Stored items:
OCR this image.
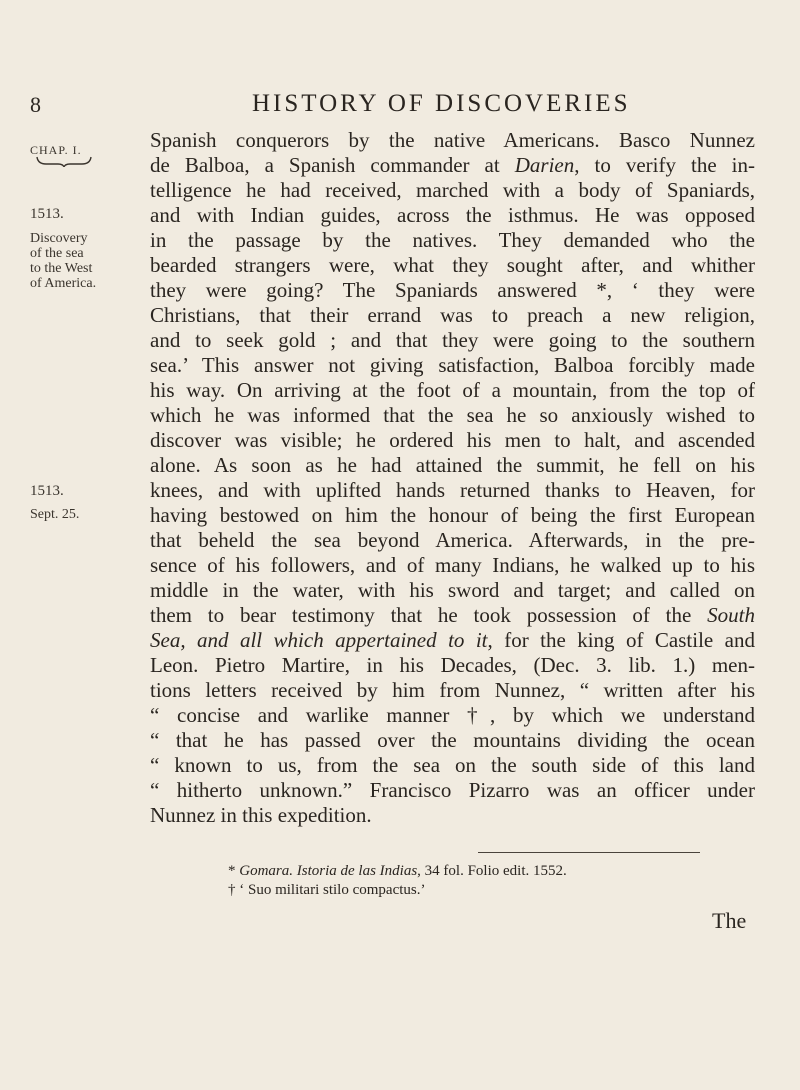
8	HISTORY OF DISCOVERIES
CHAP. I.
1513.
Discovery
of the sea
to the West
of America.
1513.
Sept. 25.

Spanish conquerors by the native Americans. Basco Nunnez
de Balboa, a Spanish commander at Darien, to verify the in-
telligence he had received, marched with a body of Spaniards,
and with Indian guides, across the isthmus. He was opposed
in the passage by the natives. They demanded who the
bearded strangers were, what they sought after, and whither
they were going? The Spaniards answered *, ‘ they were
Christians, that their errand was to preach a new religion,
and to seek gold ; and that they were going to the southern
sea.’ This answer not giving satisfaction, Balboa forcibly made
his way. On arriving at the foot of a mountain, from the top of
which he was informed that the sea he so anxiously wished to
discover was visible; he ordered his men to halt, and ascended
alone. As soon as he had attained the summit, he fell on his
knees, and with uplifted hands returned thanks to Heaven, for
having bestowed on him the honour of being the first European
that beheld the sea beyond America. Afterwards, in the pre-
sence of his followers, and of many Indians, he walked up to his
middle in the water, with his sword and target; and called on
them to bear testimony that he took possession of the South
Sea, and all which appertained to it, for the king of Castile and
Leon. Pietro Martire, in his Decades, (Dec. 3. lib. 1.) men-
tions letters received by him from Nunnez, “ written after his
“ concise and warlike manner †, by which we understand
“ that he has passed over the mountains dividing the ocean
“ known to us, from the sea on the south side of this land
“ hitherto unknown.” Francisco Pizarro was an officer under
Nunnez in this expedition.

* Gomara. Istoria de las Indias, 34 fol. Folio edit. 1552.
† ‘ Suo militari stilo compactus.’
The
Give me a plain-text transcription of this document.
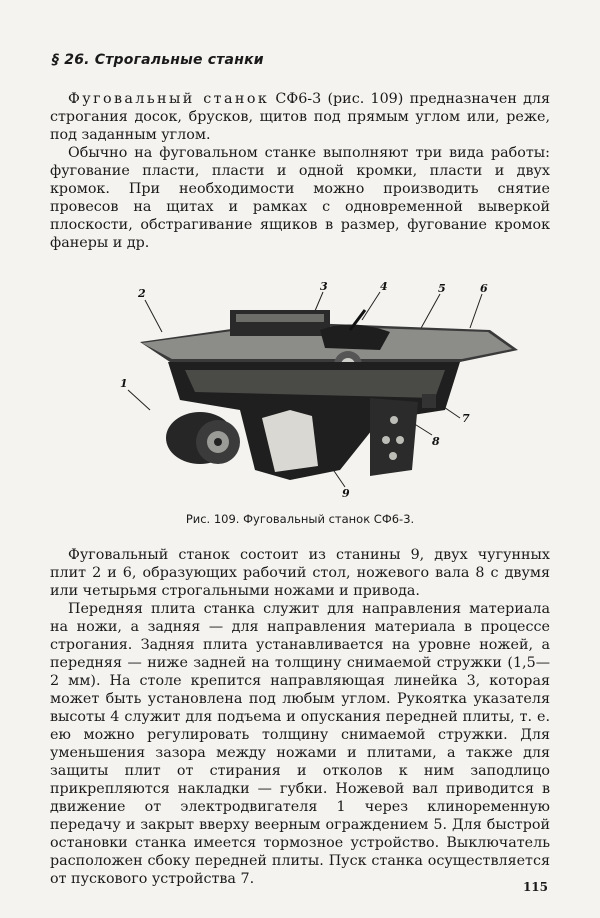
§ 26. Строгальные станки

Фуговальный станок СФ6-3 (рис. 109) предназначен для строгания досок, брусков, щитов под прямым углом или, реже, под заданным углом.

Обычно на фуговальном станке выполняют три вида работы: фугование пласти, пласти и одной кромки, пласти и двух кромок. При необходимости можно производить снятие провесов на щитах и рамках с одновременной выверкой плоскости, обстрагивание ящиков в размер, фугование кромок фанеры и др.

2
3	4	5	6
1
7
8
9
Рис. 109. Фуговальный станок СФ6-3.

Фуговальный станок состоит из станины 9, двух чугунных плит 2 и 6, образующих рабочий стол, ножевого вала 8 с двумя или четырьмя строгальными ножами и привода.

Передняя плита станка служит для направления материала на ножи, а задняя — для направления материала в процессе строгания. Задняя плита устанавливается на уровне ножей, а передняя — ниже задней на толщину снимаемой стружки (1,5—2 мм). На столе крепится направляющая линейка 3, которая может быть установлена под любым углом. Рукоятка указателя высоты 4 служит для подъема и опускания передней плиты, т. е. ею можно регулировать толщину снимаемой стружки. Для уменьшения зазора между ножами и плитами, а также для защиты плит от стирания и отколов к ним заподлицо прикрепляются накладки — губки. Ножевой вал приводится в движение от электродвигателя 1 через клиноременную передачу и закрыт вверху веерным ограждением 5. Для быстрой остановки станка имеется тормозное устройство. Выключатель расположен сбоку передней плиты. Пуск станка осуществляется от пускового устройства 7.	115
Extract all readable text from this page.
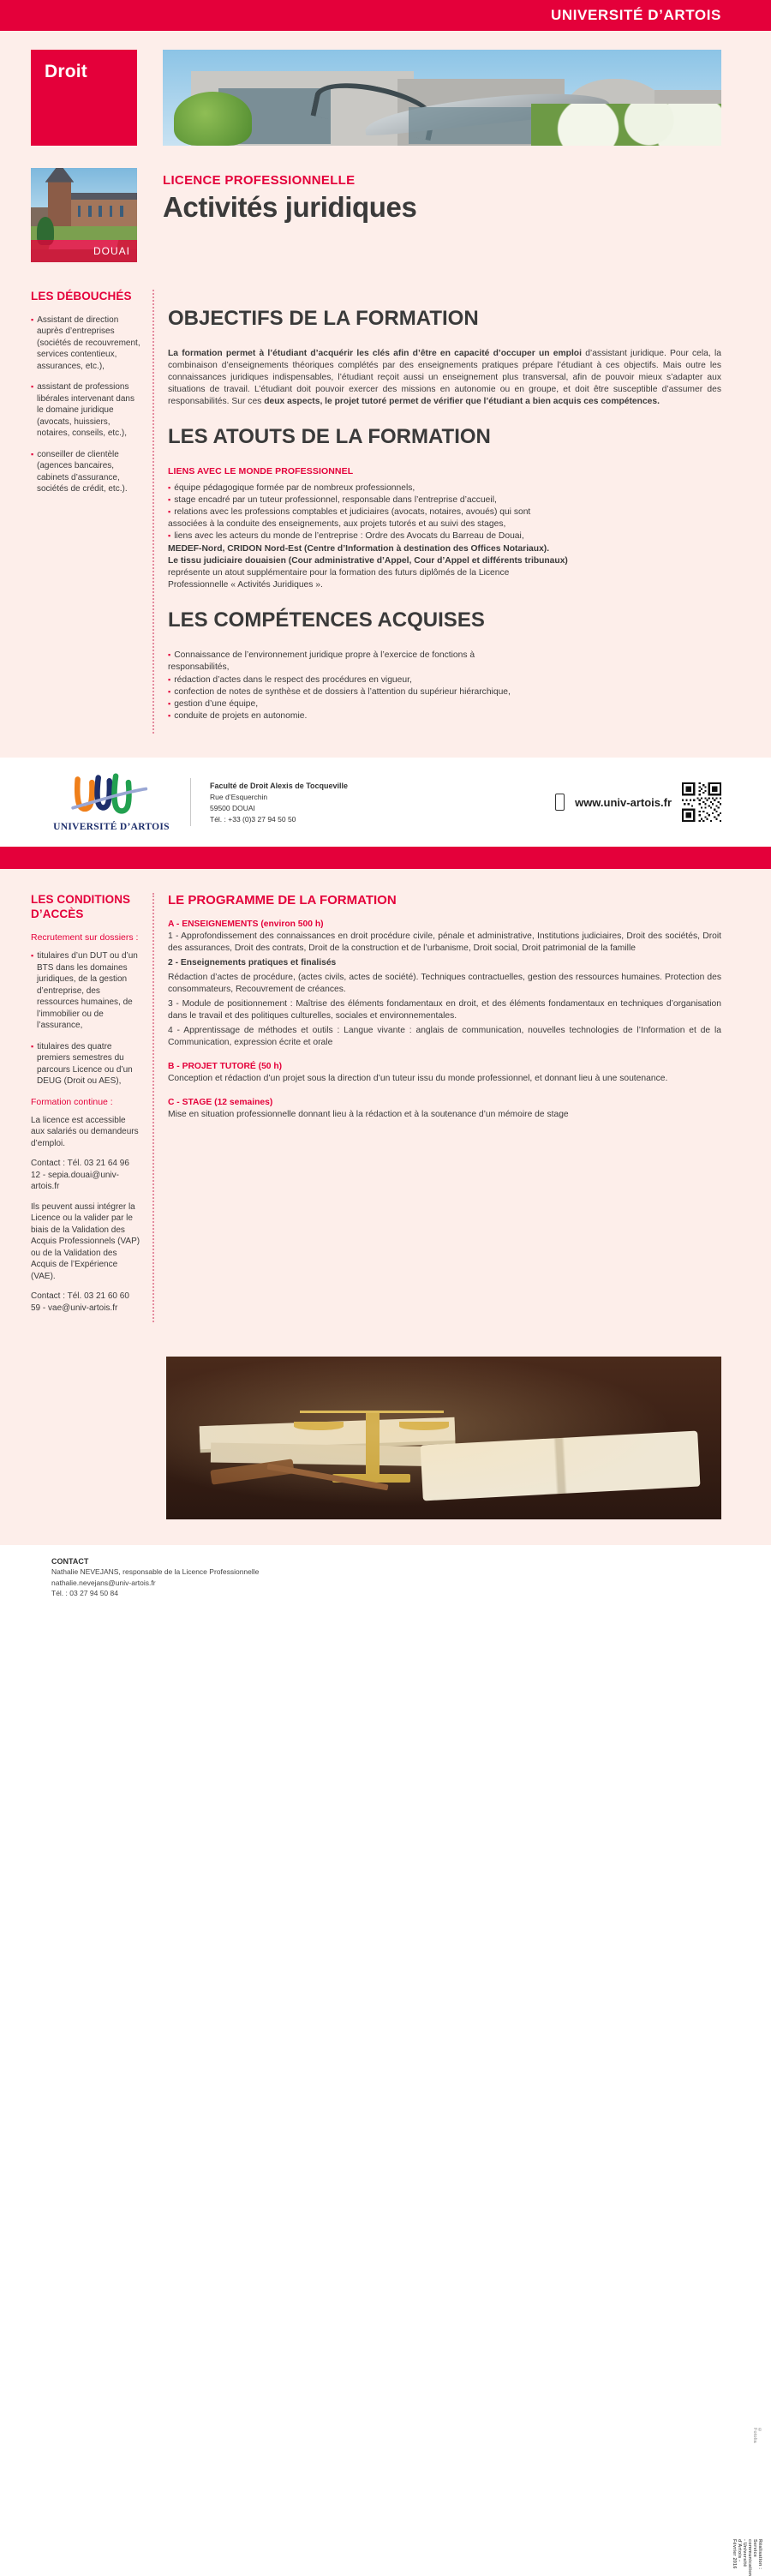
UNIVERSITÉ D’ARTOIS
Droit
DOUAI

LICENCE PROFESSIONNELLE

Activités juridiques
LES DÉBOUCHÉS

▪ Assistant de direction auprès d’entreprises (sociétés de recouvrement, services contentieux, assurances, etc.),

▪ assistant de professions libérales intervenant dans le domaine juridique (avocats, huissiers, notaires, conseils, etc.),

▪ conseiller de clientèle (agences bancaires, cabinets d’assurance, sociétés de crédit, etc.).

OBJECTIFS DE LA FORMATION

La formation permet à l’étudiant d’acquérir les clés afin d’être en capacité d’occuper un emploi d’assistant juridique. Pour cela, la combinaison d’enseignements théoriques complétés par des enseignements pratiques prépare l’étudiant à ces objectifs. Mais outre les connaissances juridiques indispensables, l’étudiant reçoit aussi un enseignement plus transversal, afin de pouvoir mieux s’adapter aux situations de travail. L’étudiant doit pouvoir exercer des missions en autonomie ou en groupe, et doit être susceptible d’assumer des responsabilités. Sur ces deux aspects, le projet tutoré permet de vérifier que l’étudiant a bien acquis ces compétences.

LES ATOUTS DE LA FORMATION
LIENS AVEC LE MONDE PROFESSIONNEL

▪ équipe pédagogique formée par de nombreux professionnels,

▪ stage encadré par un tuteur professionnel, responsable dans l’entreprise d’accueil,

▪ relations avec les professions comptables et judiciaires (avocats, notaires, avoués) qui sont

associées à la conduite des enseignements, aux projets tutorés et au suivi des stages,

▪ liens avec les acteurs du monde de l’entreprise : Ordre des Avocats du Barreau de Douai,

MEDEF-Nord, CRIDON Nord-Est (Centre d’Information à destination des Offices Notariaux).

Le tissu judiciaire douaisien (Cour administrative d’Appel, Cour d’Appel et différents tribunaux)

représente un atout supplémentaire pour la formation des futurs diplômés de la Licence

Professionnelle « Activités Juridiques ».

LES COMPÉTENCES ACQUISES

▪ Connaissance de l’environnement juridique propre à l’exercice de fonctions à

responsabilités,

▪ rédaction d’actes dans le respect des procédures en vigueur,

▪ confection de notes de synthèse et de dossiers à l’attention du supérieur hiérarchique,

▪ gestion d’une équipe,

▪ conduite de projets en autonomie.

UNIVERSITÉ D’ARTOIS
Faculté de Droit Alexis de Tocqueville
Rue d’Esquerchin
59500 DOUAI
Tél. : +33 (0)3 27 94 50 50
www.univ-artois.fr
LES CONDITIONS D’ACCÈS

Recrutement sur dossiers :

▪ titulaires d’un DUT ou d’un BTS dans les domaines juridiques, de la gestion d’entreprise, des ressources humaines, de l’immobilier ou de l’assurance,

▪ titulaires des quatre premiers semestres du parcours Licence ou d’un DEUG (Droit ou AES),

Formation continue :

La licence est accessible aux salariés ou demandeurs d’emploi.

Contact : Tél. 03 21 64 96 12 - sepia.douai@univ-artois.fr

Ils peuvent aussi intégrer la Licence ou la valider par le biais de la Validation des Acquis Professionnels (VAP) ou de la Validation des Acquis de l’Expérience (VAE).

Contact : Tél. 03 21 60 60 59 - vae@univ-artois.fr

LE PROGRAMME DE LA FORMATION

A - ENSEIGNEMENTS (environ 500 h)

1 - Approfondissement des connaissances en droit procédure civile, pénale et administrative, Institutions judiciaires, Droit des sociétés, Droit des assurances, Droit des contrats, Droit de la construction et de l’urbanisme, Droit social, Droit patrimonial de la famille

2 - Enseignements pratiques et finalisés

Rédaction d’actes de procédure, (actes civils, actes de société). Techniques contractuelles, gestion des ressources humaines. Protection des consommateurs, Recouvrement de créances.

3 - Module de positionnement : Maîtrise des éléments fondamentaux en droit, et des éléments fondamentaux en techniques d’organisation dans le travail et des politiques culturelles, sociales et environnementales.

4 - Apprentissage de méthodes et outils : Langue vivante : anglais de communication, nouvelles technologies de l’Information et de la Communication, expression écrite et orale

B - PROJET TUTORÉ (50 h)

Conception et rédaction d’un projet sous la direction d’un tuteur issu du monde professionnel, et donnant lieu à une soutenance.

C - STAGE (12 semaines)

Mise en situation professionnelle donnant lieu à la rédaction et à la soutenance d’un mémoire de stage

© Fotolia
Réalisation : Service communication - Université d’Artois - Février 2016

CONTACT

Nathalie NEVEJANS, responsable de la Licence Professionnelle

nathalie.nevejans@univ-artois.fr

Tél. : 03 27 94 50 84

The request. Restate each of the entries above word for word and skip every image.

Exercise answer.
OCR this image.
8	HISTORY OF DISCOVERIES
CHAP. I.
1513.
Discovery
of the sea
to the West
of America.
1513.
Sept. 25.

Spanish conquerors by the native Americans. Basco Nunnez
de Balboa, a Spanish commander at Darien, to verify the in-
telligence he had received, marched with a body of Spaniards,
and with Indian guides, across the isthmus. He was opposed
in the passage by the natives. They demanded who the
bearded strangers were, what they sought after, and whither
they were going? The Spaniards answered *, ‘ they were
Christians, that their errand was to preach a new religion,
and to seek gold ; and that they were going to the southern
sea.’ This answer not giving satisfaction, Balboa forcibly made
his way. On arriving at the foot of a mountain, from the top of
which he was informed that the sea he so anxiously wished to
discover was visible; he ordered his men to halt, and ascended
alone. As soon as he had attained the summit, he fell on his
knees, and with uplifted hands returned thanks to Heaven, for
having bestowed on him the honour of being the first European
that beheld the sea beyond America. Afterwards, in the pre-
sence of his followers, and of many Indians, he walked up to his
middle in the water, with his sword and target; and called on
them to bear testimony that he took possession of the South
Sea, and all which appertained to it, for the king of Castile and
Leon. Pietro Martire, in his Decades, (Dec. 3. lib. 1.) men-
tions letters received by him from Nunnez, “ written after his
“ concise and warlike manner †, by which we understand
“ that he has passed over the mountains dividing the ocean
“ known to us, from the sea on the south side of this land
“ hitherto unknown.” Francisco Pizarro was an officer under
Nunnez in this expedition.

* Gomara. Istoria de las Indias, 34 fol. Folio edit. 1552.
† ‘ Suo militari stilo compactus.’
The
Give me a plain-text transcription of this document.
§ 26. Строгальные станки

Фуговальный станок СФ6-3 (рис. 109) предназначен для строгания досок, брусков, щитов под прямым углом или, реже, под заданным углом.

Обычно на фуговальном станке выполняют три вида работы: фугование пласти, пласти и одной кромки, пласти и двух кромок. При необходимости можно производить снятие провесов на щитах и рамках с одновременной выверкой плоскости, обстрагивание ящиков в размер, фугование кромок фанеры и др.

2
3	4	5	6
1
7
8
9
Рис. 109. Фуговальный станок СФ6-3.

Фуговальный станок состоит из станины 9, двух чугунных плит 2 и 6, образующих рабочий стол, ножевого вала 8 с двумя или четырьмя строгальными ножами и привода.

Передняя плита станка служит для направления материала на ножи, а задняя — для направления материала в процессе строгания. Задняя плита устанавливается на уровне ножей, а передняя — ниже задней на толщину снимаемой стружки (1,5—2 мм). На столе крепится направляющая линейка 3, которая может быть установлена под любым углом. Рукоятка указателя высоты 4 служит для подъема и опускания передней плиты, т. е. ею можно регулировать толщину снимаемой стружки. Для уменьшения зазора между ножами и плитами, а также для защиты плит от стирания и отколов к ним заподлицо прикрепляются накладки — губки. Ножевой вал приводится в движение от электродвигателя 1 через клиноременную передачу и закрыт вверху веерным ограждением 5. Для быстрой остановки станка имеется тормозное устройство. Выключатель расположен сбоку передней плиты. Пуск станка осуществляется от пускового устройства 7.	115
Extract all readable text from this page.
UNIVERSITÉ D’ARTOIS
Droit
DOUAI

LICENCE PROFESSIONNELLE

Activités juridiques
LES DÉBOUCHÉS

▪ Assistant de direction auprès d’entreprises (sociétés de recouvrement, services contentieux, assurances, etc.),

▪ assistant de professions libérales intervenant dans le domaine juridique (avocats, huissiers, notaires, conseils, etc.),

▪ conseiller de clientèle (agences bancaires, cabinets d’assurance, sociétés de crédit, etc.).

OBJECTIFS DE LA FORMATION

La formation permet à l’étudiant d’acquérir les clés afin d’être en capacité d’occuper un emploi d’assistant juridique. Pour cela, la combinaison d’enseignements théoriques complétés par des enseignements pratiques prépare l’étudiant à ces objectifs. Mais outre les connaissances juridiques indispensables, l’étudiant reçoit aussi un enseignement plus transversal, afin de pouvoir mieux s’adapter aux situations de travail. L’étudiant doit pouvoir exercer des missions en autonomie ou en groupe, et doit être susceptible d’assumer des responsabilités. Sur ces deux aspects, le projet tutoré permet de vérifier que l’étudiant a bien acquis ces compétences.

LES ATOUTS DE LA FORMATION
LIENS AVEC LE MONDE PROFESSIONNEL

▪ équipe pédagogique formée par de nombreux professionnels,

▪ stage encadré par un tuteur professionnel, responsable dans l’entreprise d’accueil,

▪ relations avec les professions comptables et judiciaires (avocats, notaires, avoués) qui sont

associées à la conduite des enseignements, aux projets tutorés et au suivi des stages,

▪ liens avec les acteurs du monde de l’entreprise : Ordre des Avocats du Barreau de Douai,

MEDEF-Nord, CRIDON Nord-Est (Centre d’Information à destination des Offices Notariaux).

Le tissu judiciaire douaisien (Cour administrative d’Appel, Cour d’Appel et différents tribunaux)

représente un atout supplémentaire pour la formation des futurs diplômés de la Licence

Professionnelle « Activités Juridiques ».

LES COMPÉTENCES ACQUISES

▪ Connaissance de l’environnement juridique propre à l’exercice de fonctions à

responsabilités,

▪ rédaction d’actes dans le respect des procédures en vigueur,

▪ confection de notes de synthèse et de dossiers à l’attention du supérieur hiérarchique,

▪ gestion d’une équipe,

▪ conduite de projets en autonomie.

UNIVERSITÉ D’ARTOIS
Faculté de Droit Alexis de Tocqueville
Rue d’Esquerchin
59500 DOUAI
Tél. : +33 (0)3 27 94 50 50
www.univ-artois.fr
LES CONDITIONS D’ACCÈS

Recrutement sur dossiers :

▪ titulaires d’un DUT ou d’un BTS dans les domaines juridiques, de la gestion d’entreprise, des ressources humaines, de l’immobilier ou de l’assurance,

▪ titulaires des quatre premiers semestres du parcours Licence ou d’un DEUG (Droit ou AES),

Formation continue :

La licence est accessible aux salariés ou demandeurs d’emploi.

Contact : Tél. 03 21 64 96 12 - sepia.douai@univ-artois.fr

Ils peuvent aussi intégrer la Licence ou la valider par le biais de la Validation des Acquis Professionnels (VAP) ou de la Validation des Acquis de l’Expérience (VAE).

Contact : Tél. 03 21 60 60 59 - vae@univ-artois.fr

LE PROGRAMME DE LA FORMATION

A - ENSEIGNEMENTS (environ 500 h)

1 - Approfondissement des connaissances en droit procédure civile, pénale et administrative, Institutions judiciaires, Droit des sociétés, Droit des assurances, Droit des contrats, Droit de la construction et de l’urbanisme, Droit social, Droit patrimonial de la famille

2 - Enseignements pratiques et finalisés

Rédaction d’actes de procédure, (actes civils, actes de société). Techniques contractuelles, gestion des ressources humaines. Protection des consommateurs, Recouvrement de créances.

3 - Module de positionnement : Maîtrise des éléments fondamentaux en droit, et des éléments fondamentaux en techniques d’organisation dans le travail et des politiques culturelles, sociales et environnementales.

4 - Apprentissage de méthodes et outils : Langue vivante : anglais de communication, nouvelles technologies de l’Information et de la Communication, expression écrite et orale

B - PROJET TUTORÉ (50 h)

Conception et rédaction d’un projet sous la direction d’un tuteur issu du monde professionnel, et donnant lieu à une soutenance.

C - STAGE (12 semaines)

Mise en situation professionnelle donnant lieu à la rédaction et à la soutenance d’un mémoire de stage

© Fotolia
Réalisation : Service communication - Université d’Artois - Février 2016

CONTACT

Nathalie NEVEJANS, responsable de la Licence Professionnelle

nathalie.nevejans@univ-artois.fr

Tél. : 03 27 94 50 84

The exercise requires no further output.